** START OF DATA EXTRACT **

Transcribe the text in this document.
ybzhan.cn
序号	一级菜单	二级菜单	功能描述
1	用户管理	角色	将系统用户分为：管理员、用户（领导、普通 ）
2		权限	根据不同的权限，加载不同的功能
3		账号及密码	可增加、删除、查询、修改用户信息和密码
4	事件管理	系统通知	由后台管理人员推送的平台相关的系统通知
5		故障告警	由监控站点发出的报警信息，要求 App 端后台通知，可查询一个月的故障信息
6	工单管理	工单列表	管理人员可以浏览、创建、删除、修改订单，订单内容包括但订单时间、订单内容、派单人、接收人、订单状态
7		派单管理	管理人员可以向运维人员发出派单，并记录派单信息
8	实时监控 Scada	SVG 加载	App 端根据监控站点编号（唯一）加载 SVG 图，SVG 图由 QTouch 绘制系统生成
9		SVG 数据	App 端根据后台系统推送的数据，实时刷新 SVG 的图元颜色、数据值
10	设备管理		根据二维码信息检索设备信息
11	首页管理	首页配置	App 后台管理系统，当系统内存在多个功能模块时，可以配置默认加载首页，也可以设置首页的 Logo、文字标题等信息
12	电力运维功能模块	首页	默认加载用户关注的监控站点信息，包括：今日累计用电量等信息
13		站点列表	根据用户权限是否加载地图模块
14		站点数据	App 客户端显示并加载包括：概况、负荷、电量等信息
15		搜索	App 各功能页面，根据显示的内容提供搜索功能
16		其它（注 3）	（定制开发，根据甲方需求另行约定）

** END OF DATA EXTRACT **

→ **PROBLEM TO WORK ON**:
Write out the entries above once more, without altering anything.

→ **FULL OUTPUT**:
Transcribe the text in this document.
ybzhan.cn
序号	一级菜单	二级菜单	功能描述
1	用户管理	角色	将系统用户分为：管理员、用户（领导、普通 ）
2		权限	根据不同的权限，加载不同的功能
3		账号及密码	可增加、删除、查询、修改用户信息和密码
4	事件管理	系统通知	由后台管理人员推送的平台相关的系统通知
5		故障告警	由监控站点发出的报警信息，要求 App 端后台通知，可查询一个月的故障信息
6	工单管理	工单列表	管理人员可以浏览、创建、删除、修改订单，订单内容包括但订单时间、订单内容、派单人、接收人、订单状态
7		派单管理	管理人员可以向运维人员发出派单，并记录派单信息
8	实时监控 Scada	SVG 加载	App 端根据监控站点编号（唯一）加载 SVG 图，SVG 图由 QTouch 绘制系统生成
9		SVG 数据	App 端根据后台系统推送的数据，实时刷新 SVG 的图元颜色、数据值
10	设备管理		根据二维码信息检索设备信息
11	首页管理	首页配置	App 后台管理系统，当系统内存在多个功能模块时，可以配置默认加载首页，也可以设置首页的 Logo、文字标题等信息
12	电力运维功能模块	首页	默认加载用户关注的监控站点信息，包括：今日累计用电量等信息
13		站点列表	根据用户权限是否加载地图模块
14		站点数据	App 客户端显示并加载包括：概况、负荷、电量等信息
15		搜索	App 各功能页面，根据显示的内容提供搜索功能
16		其它（注 3）	（定制开发，根据甲方需求另行约定）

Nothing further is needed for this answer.